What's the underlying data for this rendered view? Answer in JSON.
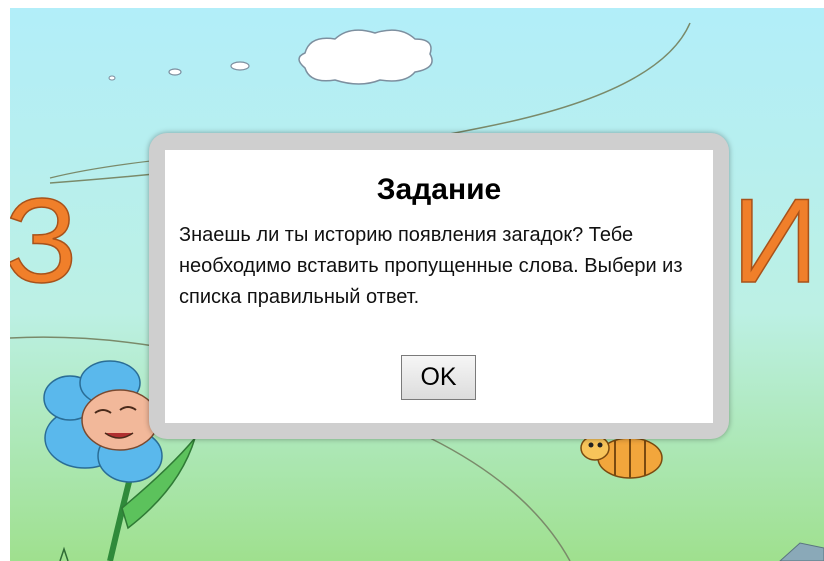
{
  "dialog": {
    "title": "Задание",
    "message": "Знаешь ли ты историю появления загадок? Тебе необходимо вставить пропущенные слова. Выбери из списка правильный ответ.",
    "ok_label": "OK"
  },
  "background": {
    "left_letter": "З",
    "right_letter": "И"
  },
  "colors": {
    "sky": "#b4f0f8",
    "grass": "#a6e09a",
    "letters": "#f07f2a",
    "flower": "#56b9ef",
    "bee": "#f2a63c"
  },
  "icons": [
    "cloud-icon",
    "flower-icon",
    "bee-icon"
  ]
}
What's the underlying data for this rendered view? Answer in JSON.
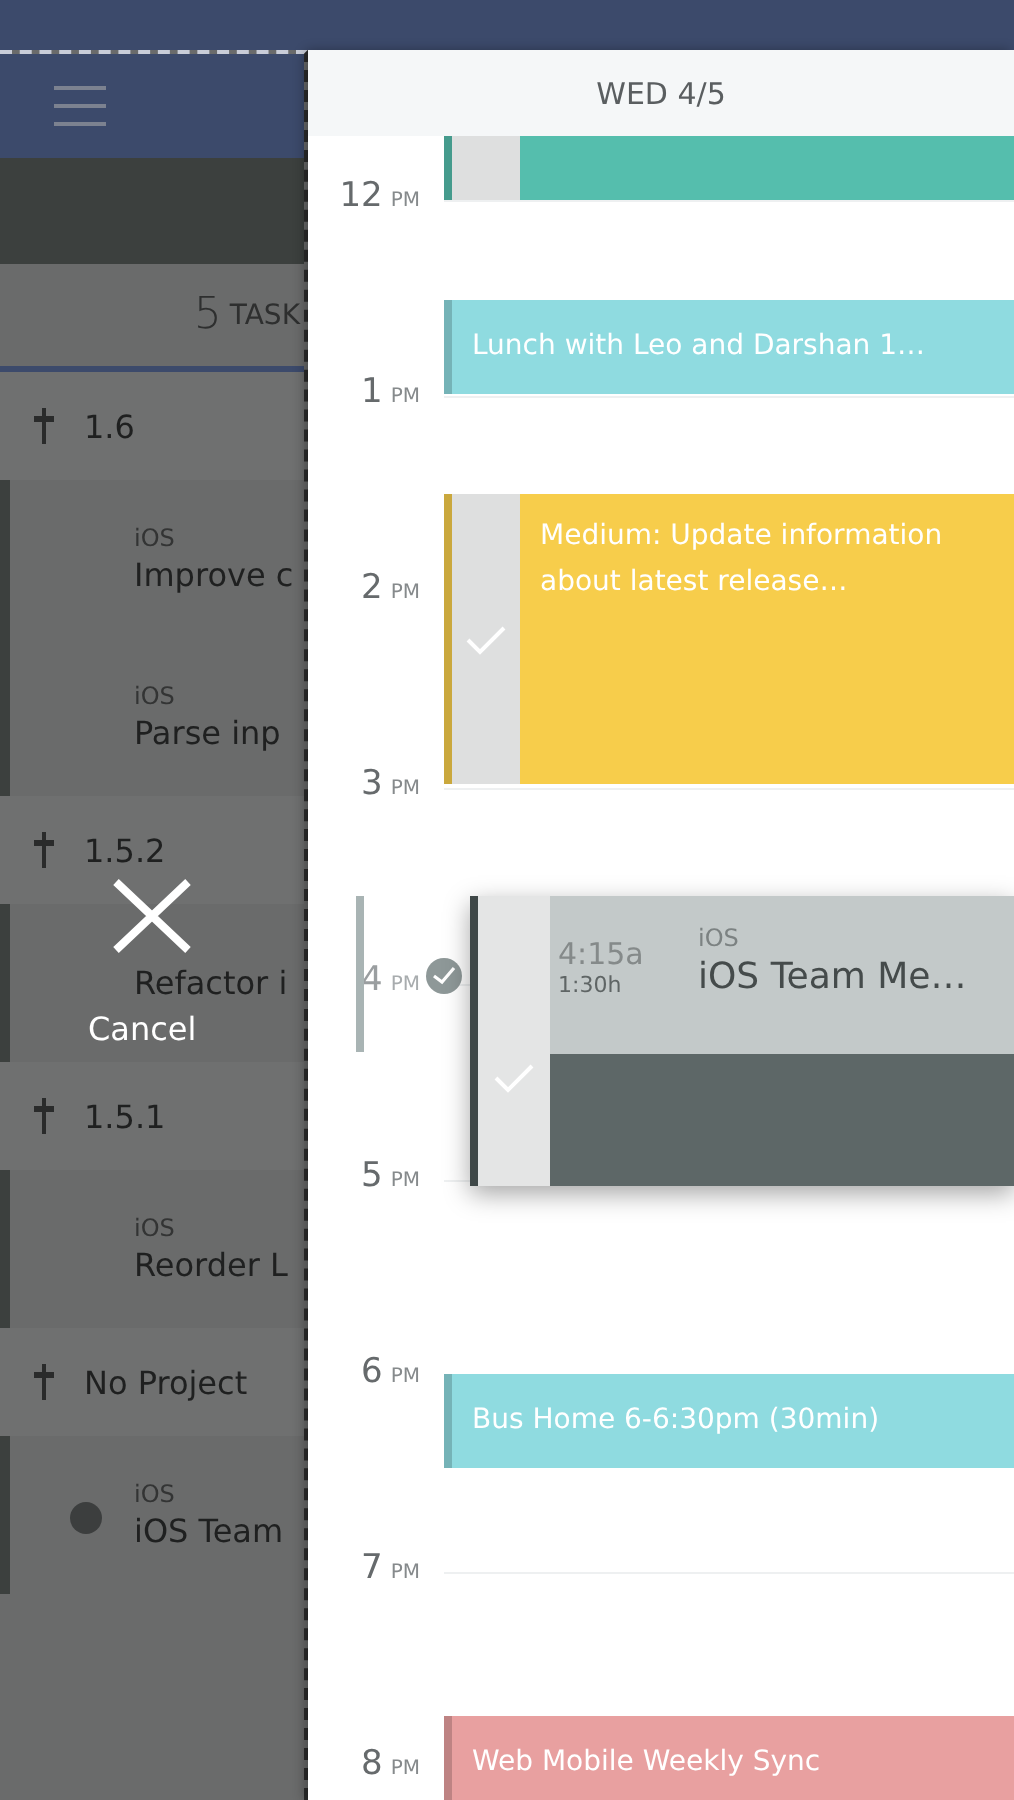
{
  "sidebar": {
    "task_count": "5",
    "task_count_label": "TASK",
    "items": [
      {
        "kind": "project",
        "label": "1.6"
      },
      {
        "kind": "task",
        "project": "iOS",
        "title": "Improve c",
        "dot": false
      },
      {
        "kind": "task",
        "project": "iOS",
        "title": "Parse inp",
        "dot": false
      },
      {
        "kind": "project",
        "label": "1.5.2"
      },
      {
        "kind": "task",
        "title": "Refactor i",
        "dot": false
      },
      {
        "kind": "project",
        "label": "1.5.1"
      },
      {
        "kind": "task",
        "project": "iOS",
        "title": "Reorder L",
        "dot": false
      },
      {
        "kind": "project",
        "label": "No Project"
      },
      {
        "kind": "task",
        "project": "iOS",
        "title": "iOS Team",
        "dot": true
      }
    ]
  },
  "cancel": {
    "label": "Cancel"
  },
  "day": {
    "title": "WED 4/5",
    "hours": [
      {
        "hour": "12",
        "period": "PM",
        "dimmed": false
      },
      {
        "hour": "1",
        "period": "PM",
        "dimmed": false
      },
      {
        "hour": "2",
        "period": "PM",
        "dimmed": false
      },
      {
        "hour": "3",
        "period": "PM",
        "dimmed": false
      },
      {
        "hour": "4",
        "period": "PM",
        "dimmed": true
      },
      {
        "hour": "5",
        "period": "PM",
        "dimmed": false
      },
      {
        "hour": "6",
        "period": "PM",
        "dimmed": false
      },
      {
        "hour": "7",
        "period": "PM",
        "dimmed": false
      },
      {
        "hour": "8",
        "period": "PM",
        "dimmed": false
      }
    ],
    "events": [
      {
        "kind": "task",
        "color": "#55bead",
        "done": false
      },
      {
        "kind": "event",
        "title": "Lunch with Leo and Darshan 1…",
        "color": "#8fdbe0"
      },
      {
        "kind": "task",
        "title": "Medium: Update information about latest release…",
        "color": "#f7cd4b",
        "done": true
      },
      {
        "kind": "dragging",
        "time": "4:15a",
        "duration": "1:30h",
        "project": "iOS",
        "title": "iOS Team Me…",
        "color": "#5d6767",
        "done": true
      },
      {
        "kind": "event",
        "title": "Bus Home 6-6:30pm (30min)",
        "color": "#8fdbe0"
      },
      {
        "kind": "event",
        "title": "Web Mobile Weekly Sync",
        "color": "#e8a0a0"
      }
    ]
  }
}
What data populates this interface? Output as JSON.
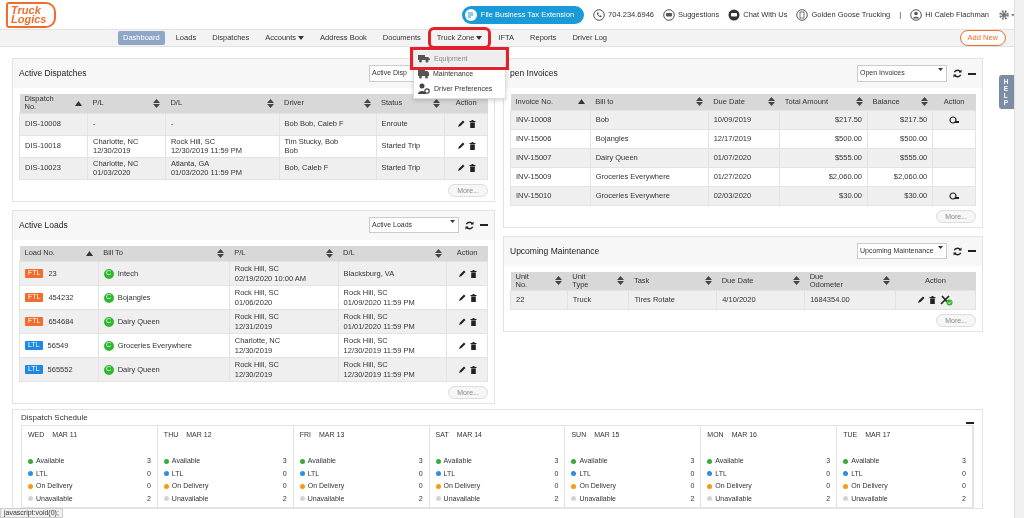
══════
Output the material word for word, omitting its pictures.

§ **Answer to the task**:
What's the underlying data for this rendered view? Answer in JSON.
{
  "dialog": {
    "title": "Задание",
    "message": "Знаешь ли ты историю появления загадок? Тебе необходимо вставить пропущенные слова. Выбери из списка правильный ответ.",
    "ok_label": "OK"
  },
  "background": {
    "left_letter": "З",
    "right_letter": "И"
  },
  "colors": {
    "sky": "#b4f0f8",
    "grass": "#a6e09a",
    "letters": "#f07f2a",
    "flower": "#56b9ef",
    "bee": "#f2a63c"
  },
  "icons": [
    "cloud-icon",
    "flower-icon",
    "bee-icon"
  ]
}
What's the underlying data for this rendered view? Answer in JSON.
{
  "sidebar": {
    "task_count": "5",
    "task_count_label": "TASK",
    "items": [
      {
        "kind": "project",
        "label": "1.6"
      },
      {
        "kind": "task",
        "project": "iOS",
        "title": "Improve c",
        "dot": false
      },
      {
        "kind": "task",
        "project": "iOS",
        "title": "Parse inp",
        "dot": false
      },
      {
        "kind": "project",
        "label": "1.5.2"
      },
      {
        "kind": "task",
        "title": "Refactor i",
        "dot": false
      },
      {
        "kind": "project",
        "label": "1.5.1"
      },
      {
        "kind": "task",
        "project": "iOS",
        "title": "Reorder L",
        "dot": false
      },
      {
        "kind": "project",
        "label": "No Project"
      },
      {
        "kind": "task",
        "project": "iOS",
        "title": "iOS Team",
        "dot": true
      }
    ]
  },
  "cancel": {
    "label": "Cancel"
  },
  "day": {
    "title": "WED 4/5",
    "hours": [
      {
        "hour": "12",
        "period": "PM",
        "dimmed": false
      },
      {
        "hour": "1",
        "period": "PM",
        "dimmed": false
      },
      {
        "hour": "2",
        "period": "PM",
        "dimmed": false
      },
      {
        "hour": "3",
        "period": "PM",
        "dimmed": false
      },
      {
        "hour": "4",
        "period": "PM",
        "dimmed": true
      },
      {
        "hour": "5",
        "period": "PM",
        "dimmed": false
      },
      {
        "hour": "6",
        "period": "PM",
        "dimmed": false
      },
      {
        "hour": "7",
        "period": "PM",
        "dimmed": false
      },
      {
        "hour": "8",
        "period": "PM",
        "dimmed": false
      }
    ],
    "events": [
      {
        "kind": "task",
        "color": "#55bead",
        "done": false
      },
      {
        "kind": "event",
        "title": "Lunch with Leo and Darshan 1…",
        "color": "#8fdbe0"
      },
      {
        "kind": "task",
        "title": "Medium: Update information about latest release…",
        "color": "#f7cd4b",
        "done": true
      },
      {
        "kind": "dragging",
        "time": "4:15a",
        "duration": "1:30h",
        "project": "iOS",
        "title": "iOS Team Me…",
        "color": "#5d6767",
        "done": true
      },
      {
        "kind": "event",
        "title": "Bus Home 6-6:30pm (30min)",
        "color": "#8fdbe0"
      },
      {
        "kind": "event",
        "title": "Web Mobile Weekly Sync",
        "color": "#e8a0a0"
      }
    ]
  }
}
What data populates this interface? Output as JSON.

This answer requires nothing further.